◆ Job ◆
Find how many lines hold the word "healthcare" and give that number only.

◆ Dataset records ◆
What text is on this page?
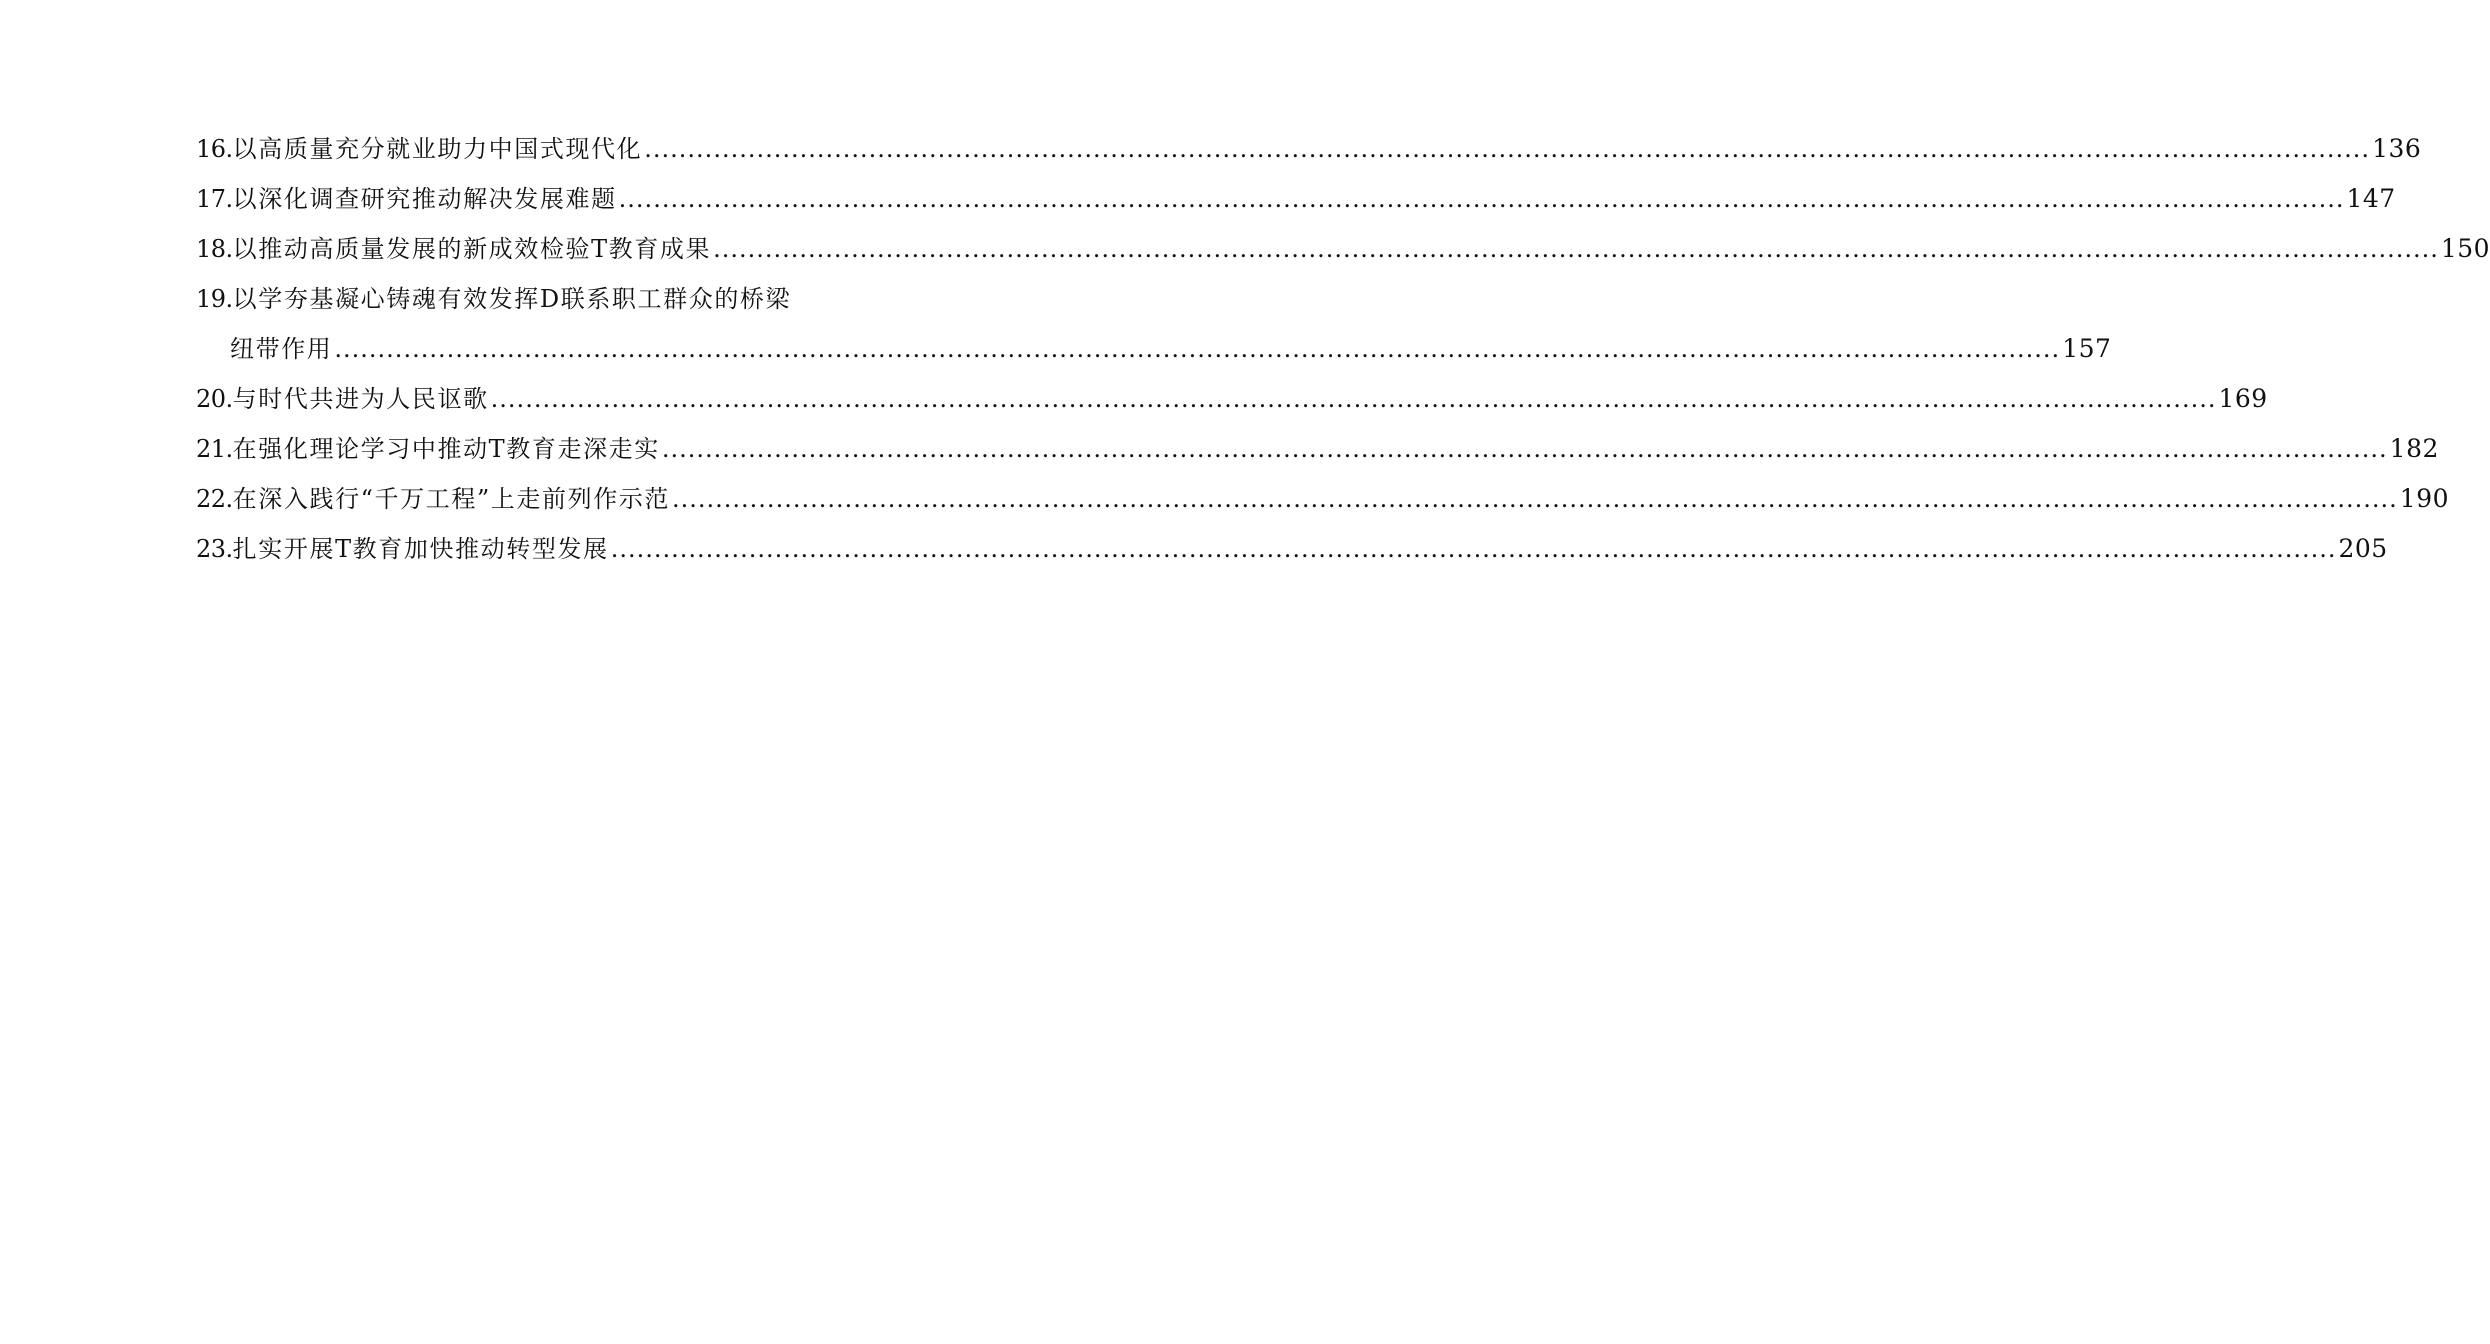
16. 以高质量充分就业助力中国式现代化 ........................................................................................................................................................................................................ 136
17. 以深化调查研究推动解决发展难题 ........................................................................................................................................................................................................ 147
18. 以推动高质量发展的新成效检验T教育成果 ........................................................................................................................................................................................................ 150
19. 以学夯基凝心铸魂有效发挥D联系职工群众的桥梁
纽带作用 ........................................................................................................................................................................................................ 157
20. 与时代共进为人民讴歌 ........................................................................................................................................................................................................ 169
21. 在强化理论学习中推动T教育走深走实 ........................................................................................................................................................................................................ 182
22. 在深入践行“千万工程”上走前列作示范 ........................................................................................................................................................................................................ 190
23. 扎实开展T教育加快推动转型发展 ........................................................................................................................................................................................................ 205
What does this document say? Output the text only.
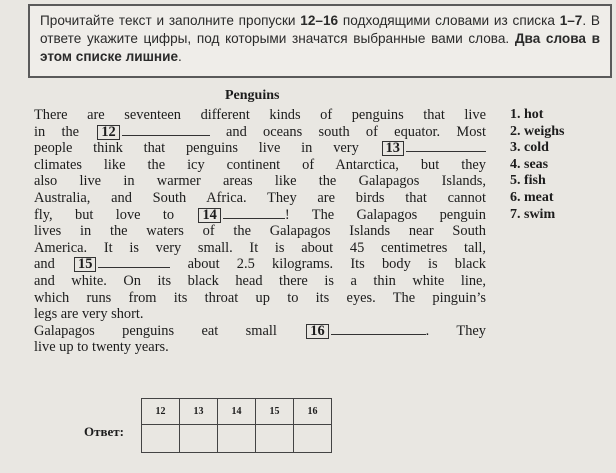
Прочитайте текст и заполните пропуски 12–16 подходящими словами из списка 1–7. В ответе укажите цифры, под которыми значатся выбранные вами слова. Два слова в этом списке лишние.
Penguins
There are seventeen different kinds of penguins that live
in the 12	and oceans south of equator. Most
people think that penguins live in very 13
climates like the icy continent of Antarctica, but they
also live in warmer areas like the Galapagos Islands,
Australia, and South Africa. They are birds that cannot
fly, but love to 14	! The Galapagos penguin
lives in the waters of the Galapagos Islands near South
America. It is very small. It is about 45 centimetres tall,
and 15	about 2.5 kilograms. Its body is black
and white. On its black head there is a thin white line,
which runs from its throat up to its eyes. The pinguin’s
legs are very short.
Galapagos penguins eat small 16	. They
live up to twenty years.
1. hot
2. weighs
3. cold
4. seas
5. fish
6. meat
7. swim
Ответ:
12	13	14	15	16
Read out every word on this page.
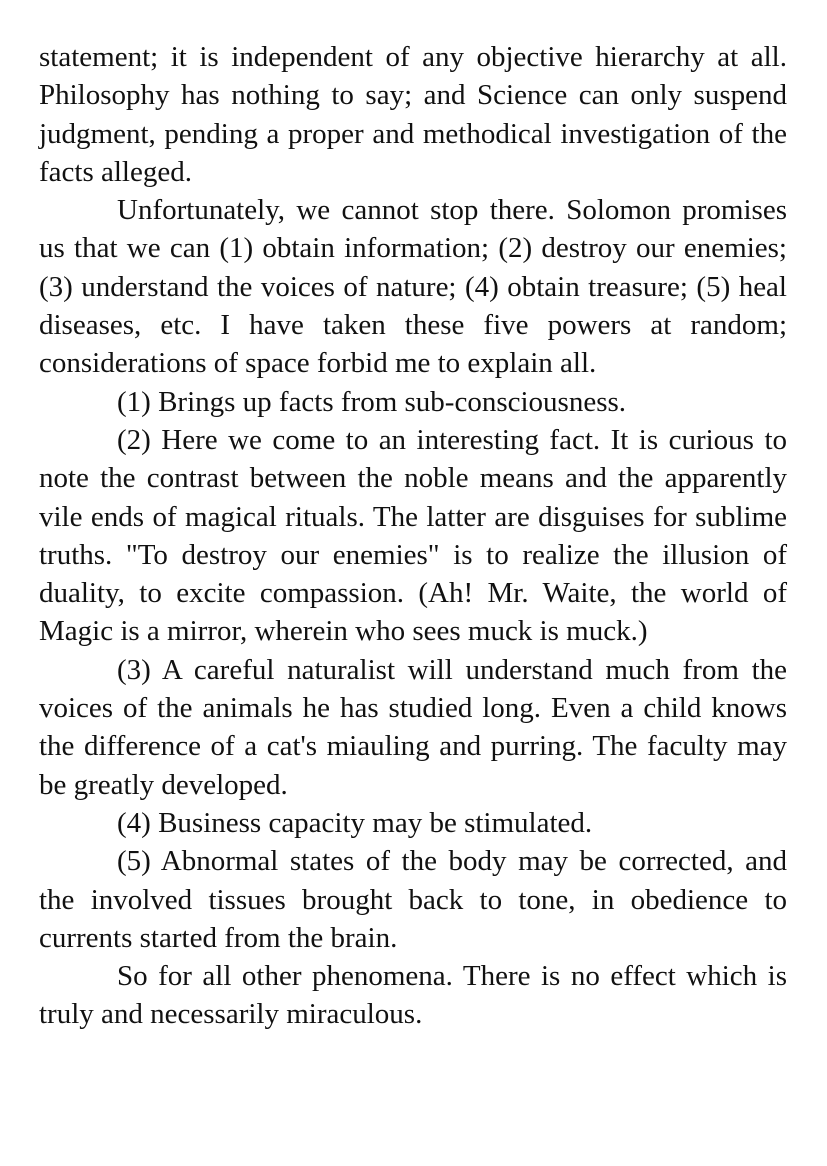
statement; it is independent of any objective hierarchy at all. Philosophy has nothing to say; and Science can only suspend judgment, pending a proper and methodical investigation of the facts alleged.

Unfortunately, we cannot stop there. Solomon promises us that we can (1) obtain information; (2) destroy our enemies; (3) understand the voices of nature; (4) obtain treasure; (5) heal diseases, etc. I have taken these five powers at random; considerations of space forbid me to explain all.

(1) Brings up facts from sub-consciousness.

(2) Here we come to an interesting fact. It is curious to note the contrast between the noble means and the apparently vile ends of magical rituals. The latter are disguises for sublime truths. "To destroy our enemies" is to realize the illusion of duality, to excite compassion. (Ah! Mr. Waite, the world of Magic is a mirror, wherein who sees muck is muck.)

(3) A careful naturalist will understand much from the voices of the animals he has studied long. Even a child knows the difference of a cat's miauling and purring. The faculty may be greatly developed.

(4) Business capacity may be stimulated.

(5) Abnormal states of the body may be corrected, and the involved tissues brought back to tone, in obedience to currents started from the brain.

So for all other phenomena. There is no effect which is truly and necessarily miraculous.
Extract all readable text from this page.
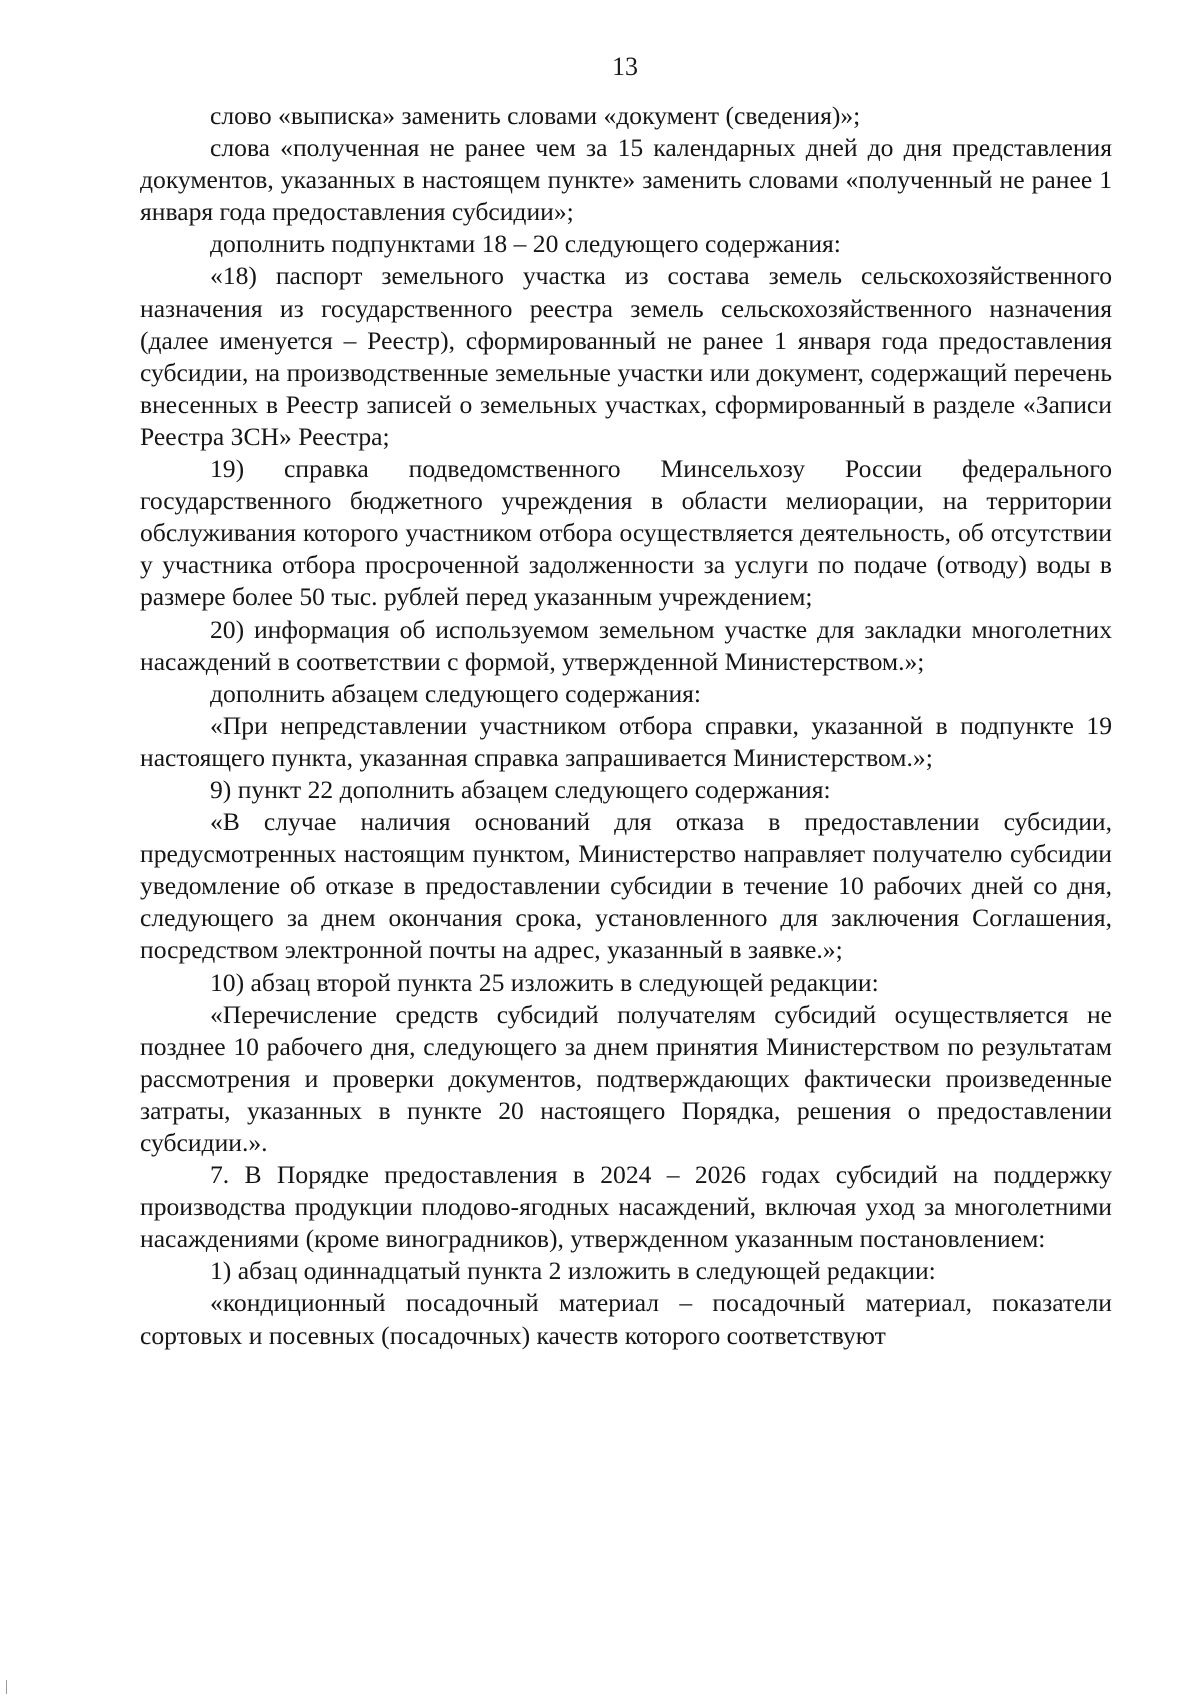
13

слово «выписка» заменить словами «документ (сведения)»;

слова «полученная не ранее чем за 15 календарных дней до дня представления документов, указанных в настоящем пункте» заменить словами «полученный не ранее 1 января года предоставления субсидии»;

дополнить подпунктами 18 – 20 следующего содержания:

«18) паспорт земельного участка из состава земель сельскохозяйственного назначения из государственного реестра земель сельскохозяйственного назначения (далее именуется – Реестр), сформированный не ранее 1 января года предоставления субсидии, на производственные земельные участки или документ, содержащий перечень внесенных в Реестр записей о земельных участках, сформированный в разделе «Записи Реестра ЗСН» Реестра;

19) справка подведомственного Минсельхозу России федерального государственного бюджетного учреждения в области мелиорации, на территории обслуживания которого участником отбора осуществляется деятельность, об отсутствии у участника отбора просроченной задолженности за услуги по подаче (отводу) воды в размере более 50 тыс. рублей перед указанным учреждением;

20) информация об используемом земельном участке для закладки многолетних насаждений в соответствии с формой, утвержденной Министерством.»;

дополнить абзацем следующего содержания:

«При непредставлении участником отбора справки, указанной в подпункте 19 настоящего пункта, указанная справка запрашивается Министерством.»;

9) пункт 22 дополнить абзацем следующего содержания:

«В случае наличия оснований для отказа в предоставлении субсидии, предусмотренных настоящим пунктом, Министерство направляет получателю субсидии уведомление об отказе в предоставлении субсидии в течение 10 рабочих дней со дня, следующего за днем окончания срока, установленного для заключения Соглашения, посредством электронной почты на адрес, указанный в заявке.»;

10) абзац второй пункта 25 изложить в следующей редакции:

«Перечисление средств субсидий получателям субсидий осуществляется не позднее 10 рабочего дня, следующего за днем принятия Министерством по результатам рассмотрения и проверки документов, подтверждающих фактически произведенные затраты, указанных в пункте 20 настоящего Порядка, решения о предоставлении субсидии.».

7. В Порядке предоставления в 2024 – 2026 годах субсидий на поддержку производства продукции плодово-ягодных насаждений, включая уход за многолетними насаждениями (кроме виноградников), утвержденном указанным постановлением:

1) абзац одиннадцатый пункта 2 изложить в следующей редакции:

«кондиционный посадочный материал – посадочный материал, показатели сортовых и посевных (посадочных) качеств которого соответствуют
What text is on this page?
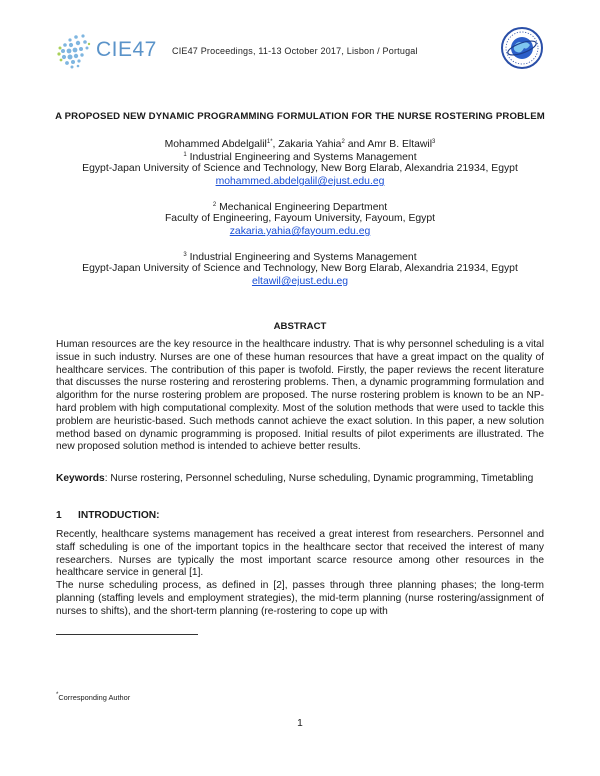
CIE47 CIE47 Proceedings, 11-13 October 2017, Lisbon / Portugal
A PROPOSED NEW DYNAMIC PROGRAMMING FORMULATION FOR THE NURSE ROSTERING PROBLEM
Mohammed Abdelgalil$^{1*}$, Zakaria Yahia$^2$ and Amr B. Eltawil$^3$
$^1$ Industrial Engineering and Systems Management
Egypt-Japan University of Science and Technology, New Borg Elarab, Alexandria 21934, Egypt
mohammed.abdelgalil@ejust.edu.eg
$^2$ Mechanical Engineering Department
Faculty of Engineering, Fayoum University, Fayoum, Egypt
zakaria.yahia@fayoum.edu.eg
$^3$ Industrial Engineering and Systems Management
Egypt-Japan University of Science and Technology, New Borg Elarab, Alexandria 21934, Egypt
eltawil@ejust.edu.eg
ABSTRACT
Human resources are the key resource in the healthcare industry. That is why personnel scheduling is a vital issue in such industry. Nurses are one of these human resources that have a great impact on the quality of healthcare services. The contribution of this paper is twofold. Firstly, the paper reviews the recent literature that discusses the nurse rostering and rerostering problems. Then, a dynamic programming formulation and algorithm for the nurse rostering problem are proposed. The nurse rostering problem is known to be an NP-hard problem with high computational complexity. Most of the solution methods that were used to tackle this problem are heuristic-based. Such methods cannot achieve the exact solution. In this paper, a new solution method based on dynamic programming is proposed. Initial results of pilot experiments are illustrated. The new proposed solution method is intended to achieve better results.
Keywords: Nurse rostering, Personnel scheduling, Nurse scheduling, Dynamic programming, Timetabling
1 INTRODUCTION:
Recently, healthcare systems management has received a great interest from researchers. Personnel and staff scheduling is one of the important topics in the healthcare sector that received the interest of many researchers. Nurses are typically the most important scarce resource among other resources in the healthcare service in general [1].
The nurse scheduling process, as defined in [2], passes through three planning phases; the long-term planning (staffing levels and employment strategies), the mid-term planning (nurse rostering/assignment of nurses to shifts), and the short-term planning (re-rostering to cope up with
*Corresponding Author
1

◆ Response for this exercise ◆
2